[ARM] Do not test for CPUs, use SubtargetFeatures (Part 2). NFCI

author Diana Picus <diana.picus@linaro.org>

Mon, 27 Jun 2016 09:08:23 +0000 (09:08 +0000)

committer Diana Picus <diana.picus@linaro.org>

Mon, 27 Jun 2016 09:08:23 +0000 (09:08 +0000)
author Diana Picus <diana.picus@linaro.org>
Mon, 27 Jun 2016 09:08:23 +0000 (09:08 +0000)
committer Diana Picus <diana.picus@linaro.org>
Mon, 27 Jun 2016 09:08:23 +0000 (09:08 +0000)
diff --git a/lib/Target/ARM/ARM.td b/lib/Target/ARM/ARM.td

index 199d250f4d558d0b89f6f8e8ae2d409d52f20fb8..8012612a07471eb3cd15fc48473d4d7276922aa9 100644 (file)
--- a/lib/Target/ARM/ARM.td
+++ b/lib/Target/ARM/ARM.td
@@ -144,6 +144,17 @@ def FeatureNEONForFP : SubtargetFeature<"neonfp", "UseNEONForSinglePrecisionFP",
                                          "true",
                                          "Use NEON for single precision FP">;
  
+// On some processors, VLDn instructions that access unaligned data take one
+// extra cycle. Take that into account when computing operand latencies.
+def FeatureCheckVLDnAlign : SubtargetFeature<"vldn-align", "CheckVLDnAlign",
+                                             "true",
+                                             "Check for VLDn unaligned access">;
+
+// Some processors have a nonpipelined VFP coprocessor.
• • • • •
DIRECTIONS:
Retype the ARM SubtargetFeatures commit in full, keeping every character and line as it appears. The listing after this point comes from a separate source.

RECORDED DATA:
• • • • •
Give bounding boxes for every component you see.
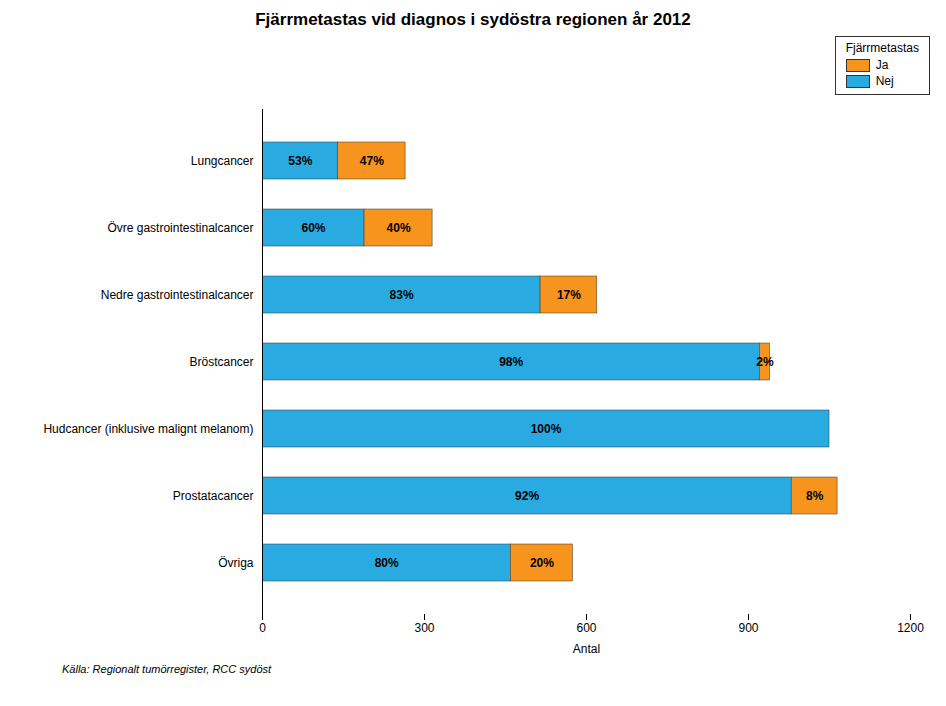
• • • • •
REPLY:
[ARM] Do not test for CPUs, use SubtargetFeatures (Part 2). NFCI

author Diana Picus <diana.picus@linaro.org>

Mon, 27 Jun 2016 09:08:23 +0000 (09:08 +0000)

committer Diana Picus <diana.picus@linaro.org>

Mon, 27 Jun 2016 09:08:23 +0000 (09:08 +0000)
author Diana Picus <diana.picus@linaro.org>
Mon, 27 Jun 2016 09:08:23 +0000 (09:08 +0000)
committer Diana Picus <diana.picus@linaro.org>
Mon, 27 Jun 2016 09:08:23 +0000 (09:08 +0000)
diff --git a/lib/Target/ARM/ARM.td b/lib/Target/ARM/ARM.td

index 199d250f4d558d0b89f6f8e8ae2d409d52f20fb8..8012612a07471eb3cd15fc48473d4d7276922aa9 100644 (file)
--- a/lib/Target/ARM/ARM.td
+++ b/lib/Target/ARM/ARM.td
@@ -144,6 +144,17 @@ def FeatureNEONForFP : SubtargetFeature<"neonfp", "UseNEONForSinglePrecisionFP",
                                          "true",
                                          "Use NEON for single precision FP">;
  
+// On some processors, VLDn instructions that access unaligned data take one
+// extra cycle. Take that into account when computing operand latencies.
+def FeatureCheckVLDnAlign : SubtargetFeature<"vldn-align", "CheckVLDnAlign",
+                                             "true",
+                                             "Check for VLDn unaligned access">;
+
+// Some processors have a nonpipelined VFP coprocessor.